Given problem ::
Of all the lines in the material below, how many include the string "имущества"? Give the number only.

Dataset entries ::
━━━

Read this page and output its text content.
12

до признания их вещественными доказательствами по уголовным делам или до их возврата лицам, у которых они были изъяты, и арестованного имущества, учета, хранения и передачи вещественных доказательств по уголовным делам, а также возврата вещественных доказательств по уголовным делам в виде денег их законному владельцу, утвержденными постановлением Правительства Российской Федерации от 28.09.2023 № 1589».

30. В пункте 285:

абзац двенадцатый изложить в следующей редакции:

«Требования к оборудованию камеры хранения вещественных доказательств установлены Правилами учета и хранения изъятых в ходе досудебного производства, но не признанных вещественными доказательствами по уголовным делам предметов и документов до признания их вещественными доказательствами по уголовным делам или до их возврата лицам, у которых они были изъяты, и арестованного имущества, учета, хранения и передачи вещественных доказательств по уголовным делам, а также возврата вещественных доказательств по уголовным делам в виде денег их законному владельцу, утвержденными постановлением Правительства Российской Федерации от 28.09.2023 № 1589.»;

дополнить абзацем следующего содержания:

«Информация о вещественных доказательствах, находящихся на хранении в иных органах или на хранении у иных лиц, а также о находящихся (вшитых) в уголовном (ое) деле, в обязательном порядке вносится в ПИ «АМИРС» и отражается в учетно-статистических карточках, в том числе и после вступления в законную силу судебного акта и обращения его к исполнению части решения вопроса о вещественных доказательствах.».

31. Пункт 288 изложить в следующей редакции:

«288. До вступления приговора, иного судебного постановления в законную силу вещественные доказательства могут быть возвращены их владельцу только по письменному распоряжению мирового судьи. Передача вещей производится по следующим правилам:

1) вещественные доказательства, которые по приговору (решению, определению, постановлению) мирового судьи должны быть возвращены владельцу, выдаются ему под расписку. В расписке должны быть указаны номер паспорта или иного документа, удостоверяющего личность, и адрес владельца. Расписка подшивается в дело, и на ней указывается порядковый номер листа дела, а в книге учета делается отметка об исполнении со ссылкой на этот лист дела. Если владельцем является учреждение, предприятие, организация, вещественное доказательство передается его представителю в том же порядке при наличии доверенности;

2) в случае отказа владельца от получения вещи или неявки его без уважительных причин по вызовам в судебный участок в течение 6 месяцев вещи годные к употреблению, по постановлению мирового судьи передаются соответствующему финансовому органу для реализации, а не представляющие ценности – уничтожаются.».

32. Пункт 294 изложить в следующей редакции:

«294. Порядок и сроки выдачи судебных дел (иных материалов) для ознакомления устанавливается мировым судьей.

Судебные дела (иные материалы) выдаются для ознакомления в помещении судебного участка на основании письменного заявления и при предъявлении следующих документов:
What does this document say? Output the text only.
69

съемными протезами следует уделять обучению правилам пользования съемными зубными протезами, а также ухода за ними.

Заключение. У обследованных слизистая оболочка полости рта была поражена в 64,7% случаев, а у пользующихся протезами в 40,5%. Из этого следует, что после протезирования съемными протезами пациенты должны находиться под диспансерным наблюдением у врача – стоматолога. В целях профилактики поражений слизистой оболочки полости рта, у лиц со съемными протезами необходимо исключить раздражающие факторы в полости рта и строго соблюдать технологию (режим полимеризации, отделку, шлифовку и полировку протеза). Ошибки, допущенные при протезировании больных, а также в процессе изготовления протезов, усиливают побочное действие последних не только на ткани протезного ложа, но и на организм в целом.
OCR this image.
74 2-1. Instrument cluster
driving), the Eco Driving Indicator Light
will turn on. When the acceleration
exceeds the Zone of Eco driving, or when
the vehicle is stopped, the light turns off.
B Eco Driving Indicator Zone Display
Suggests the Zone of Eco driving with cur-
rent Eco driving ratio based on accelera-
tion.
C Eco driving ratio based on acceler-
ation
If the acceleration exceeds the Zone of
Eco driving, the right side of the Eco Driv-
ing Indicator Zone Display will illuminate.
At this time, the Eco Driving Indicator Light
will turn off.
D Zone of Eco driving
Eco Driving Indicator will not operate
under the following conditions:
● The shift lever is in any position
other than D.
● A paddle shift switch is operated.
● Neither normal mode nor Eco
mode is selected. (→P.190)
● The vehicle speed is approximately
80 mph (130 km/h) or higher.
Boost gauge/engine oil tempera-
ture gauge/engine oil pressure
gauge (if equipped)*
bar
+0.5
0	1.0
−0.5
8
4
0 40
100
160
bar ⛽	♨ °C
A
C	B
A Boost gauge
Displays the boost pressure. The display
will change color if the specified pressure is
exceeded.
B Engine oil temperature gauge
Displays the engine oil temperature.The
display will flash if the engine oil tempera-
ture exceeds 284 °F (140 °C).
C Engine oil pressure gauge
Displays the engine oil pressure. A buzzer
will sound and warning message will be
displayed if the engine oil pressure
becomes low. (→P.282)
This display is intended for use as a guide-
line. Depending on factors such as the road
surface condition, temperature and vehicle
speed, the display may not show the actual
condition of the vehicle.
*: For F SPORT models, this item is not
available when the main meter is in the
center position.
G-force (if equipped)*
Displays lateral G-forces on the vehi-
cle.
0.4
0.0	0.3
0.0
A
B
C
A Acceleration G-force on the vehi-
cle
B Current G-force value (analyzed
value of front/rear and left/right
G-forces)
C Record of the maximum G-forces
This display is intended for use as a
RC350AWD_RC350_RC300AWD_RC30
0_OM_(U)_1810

━━━

The solution ::
2